Task material:
↓↓↓

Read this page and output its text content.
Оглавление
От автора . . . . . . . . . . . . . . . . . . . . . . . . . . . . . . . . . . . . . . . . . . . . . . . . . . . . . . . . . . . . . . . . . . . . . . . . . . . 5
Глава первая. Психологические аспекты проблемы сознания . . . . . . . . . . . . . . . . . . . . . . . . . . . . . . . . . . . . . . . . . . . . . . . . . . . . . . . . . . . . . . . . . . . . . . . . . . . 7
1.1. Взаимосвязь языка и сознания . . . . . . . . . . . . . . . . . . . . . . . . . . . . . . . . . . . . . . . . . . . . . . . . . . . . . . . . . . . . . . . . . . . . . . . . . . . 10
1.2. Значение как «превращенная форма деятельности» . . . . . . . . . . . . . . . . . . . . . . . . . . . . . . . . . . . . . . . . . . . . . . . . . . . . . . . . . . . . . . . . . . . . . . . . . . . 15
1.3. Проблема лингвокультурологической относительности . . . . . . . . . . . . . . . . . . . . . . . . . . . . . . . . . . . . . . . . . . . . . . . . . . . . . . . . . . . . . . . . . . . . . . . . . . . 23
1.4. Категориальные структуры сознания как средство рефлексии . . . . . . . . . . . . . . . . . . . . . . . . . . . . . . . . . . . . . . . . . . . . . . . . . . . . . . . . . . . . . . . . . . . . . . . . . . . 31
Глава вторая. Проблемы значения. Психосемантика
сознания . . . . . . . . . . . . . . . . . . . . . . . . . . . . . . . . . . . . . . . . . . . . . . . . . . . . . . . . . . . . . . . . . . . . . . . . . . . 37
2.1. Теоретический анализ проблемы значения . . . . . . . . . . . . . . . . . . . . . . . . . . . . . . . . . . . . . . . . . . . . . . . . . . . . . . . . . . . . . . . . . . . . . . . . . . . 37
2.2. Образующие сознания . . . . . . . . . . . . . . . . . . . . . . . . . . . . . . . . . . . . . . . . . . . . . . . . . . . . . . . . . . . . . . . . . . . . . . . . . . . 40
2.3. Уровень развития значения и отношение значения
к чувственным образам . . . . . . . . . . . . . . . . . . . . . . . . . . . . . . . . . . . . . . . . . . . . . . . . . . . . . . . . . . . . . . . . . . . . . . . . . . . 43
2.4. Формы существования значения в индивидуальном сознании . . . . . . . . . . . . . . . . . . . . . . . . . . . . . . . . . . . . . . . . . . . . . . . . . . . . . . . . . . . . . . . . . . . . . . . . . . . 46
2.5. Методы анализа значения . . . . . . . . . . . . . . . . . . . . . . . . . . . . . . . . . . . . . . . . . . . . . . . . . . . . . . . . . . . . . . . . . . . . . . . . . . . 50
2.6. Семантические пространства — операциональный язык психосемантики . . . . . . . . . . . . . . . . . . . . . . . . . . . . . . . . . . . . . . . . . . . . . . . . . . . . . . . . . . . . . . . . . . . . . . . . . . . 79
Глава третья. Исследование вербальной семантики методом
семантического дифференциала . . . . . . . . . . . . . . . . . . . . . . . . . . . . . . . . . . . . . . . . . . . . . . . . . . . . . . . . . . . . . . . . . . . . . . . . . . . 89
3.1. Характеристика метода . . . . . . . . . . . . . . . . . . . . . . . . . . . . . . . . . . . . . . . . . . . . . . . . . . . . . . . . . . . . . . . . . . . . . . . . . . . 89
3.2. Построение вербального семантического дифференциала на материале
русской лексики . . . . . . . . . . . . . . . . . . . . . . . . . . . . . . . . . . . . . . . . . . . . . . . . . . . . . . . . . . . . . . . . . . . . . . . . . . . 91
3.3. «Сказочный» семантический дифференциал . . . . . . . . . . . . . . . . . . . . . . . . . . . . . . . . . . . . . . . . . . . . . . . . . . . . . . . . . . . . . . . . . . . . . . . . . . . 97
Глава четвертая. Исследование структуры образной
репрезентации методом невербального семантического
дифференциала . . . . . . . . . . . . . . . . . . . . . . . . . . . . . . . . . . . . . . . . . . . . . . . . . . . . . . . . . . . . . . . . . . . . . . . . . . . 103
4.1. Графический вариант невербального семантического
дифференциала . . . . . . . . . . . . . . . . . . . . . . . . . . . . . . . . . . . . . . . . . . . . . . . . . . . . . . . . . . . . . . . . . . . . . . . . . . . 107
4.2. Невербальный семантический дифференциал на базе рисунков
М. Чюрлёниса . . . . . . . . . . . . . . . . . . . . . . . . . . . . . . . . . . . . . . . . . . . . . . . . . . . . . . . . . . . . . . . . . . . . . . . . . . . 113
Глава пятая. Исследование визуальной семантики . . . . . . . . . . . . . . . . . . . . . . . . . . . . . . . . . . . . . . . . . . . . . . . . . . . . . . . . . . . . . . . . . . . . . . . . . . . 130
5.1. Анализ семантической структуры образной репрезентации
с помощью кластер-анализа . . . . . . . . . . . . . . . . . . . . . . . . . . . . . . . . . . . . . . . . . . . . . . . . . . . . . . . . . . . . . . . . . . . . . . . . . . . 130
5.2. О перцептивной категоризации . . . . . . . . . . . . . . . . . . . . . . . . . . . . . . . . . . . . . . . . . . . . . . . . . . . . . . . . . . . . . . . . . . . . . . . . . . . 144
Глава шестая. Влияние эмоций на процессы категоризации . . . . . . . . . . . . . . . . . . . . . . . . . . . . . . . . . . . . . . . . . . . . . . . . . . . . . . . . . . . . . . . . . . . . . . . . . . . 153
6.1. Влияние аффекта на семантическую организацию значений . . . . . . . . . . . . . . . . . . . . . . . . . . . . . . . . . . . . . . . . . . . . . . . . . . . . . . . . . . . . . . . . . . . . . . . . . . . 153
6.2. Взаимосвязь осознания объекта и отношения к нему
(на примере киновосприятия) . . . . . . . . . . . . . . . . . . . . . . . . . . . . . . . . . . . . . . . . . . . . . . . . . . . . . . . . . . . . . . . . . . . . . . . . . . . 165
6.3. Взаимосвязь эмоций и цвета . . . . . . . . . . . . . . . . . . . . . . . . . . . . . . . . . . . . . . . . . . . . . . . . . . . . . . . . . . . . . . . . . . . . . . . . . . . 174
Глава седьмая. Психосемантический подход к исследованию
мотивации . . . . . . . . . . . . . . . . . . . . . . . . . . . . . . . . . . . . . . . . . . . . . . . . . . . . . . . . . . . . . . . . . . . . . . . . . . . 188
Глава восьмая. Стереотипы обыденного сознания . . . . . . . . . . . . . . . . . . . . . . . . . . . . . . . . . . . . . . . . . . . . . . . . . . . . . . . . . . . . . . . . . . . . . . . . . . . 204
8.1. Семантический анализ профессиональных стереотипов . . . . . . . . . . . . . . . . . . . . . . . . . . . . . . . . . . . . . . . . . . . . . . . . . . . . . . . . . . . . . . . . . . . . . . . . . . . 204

↑↑↑

Set problem: Filter the records above for "Глава" and copy every matching line.

Full output:
Глава первая. Психологические аспекты проблемы сознания . . . . . . . . . . . . . . . . . . . . . . . . . . . . . . . . . . . . . . . . . . . . . . . . . . . . . . . . . . . . . . . . . . . . . . . . . . . 7
Глава вторая. Проблемы значения. Психосемантика
Глава третья. Исследование вербальной семантики методом
Глава четвертая. Исследование структуры образной
Глава пятая. Исследование визуальной семантики . . . . . . . . . . . . . . . . . . . . . . . . . . . . . . . . . . . . . . . . . . . . . . . . . . . . . . . . . . . . . . . . . . . . . . . . . . . 130
Глава шестая. Влияние эмоций на процессы категоризации . . . . . . . . . . . . . . . . . . . . . . . . . . . . . . . . . . . . . . . . . . . . . . . . . . . . . . . . . . . . . . . . . . . . . . . . . . . 153
Глава седьмая. Психосемантический подход к исследованию
Глава восьмая. Стереотипы обыденного сознания . . . . . . . . . . . . . . . . . . . . . . . . . . . . . . . . . . . . . . . . . . . . . . . . . . . . . . . . . . . . . . . . . . . . . . . . . . . 204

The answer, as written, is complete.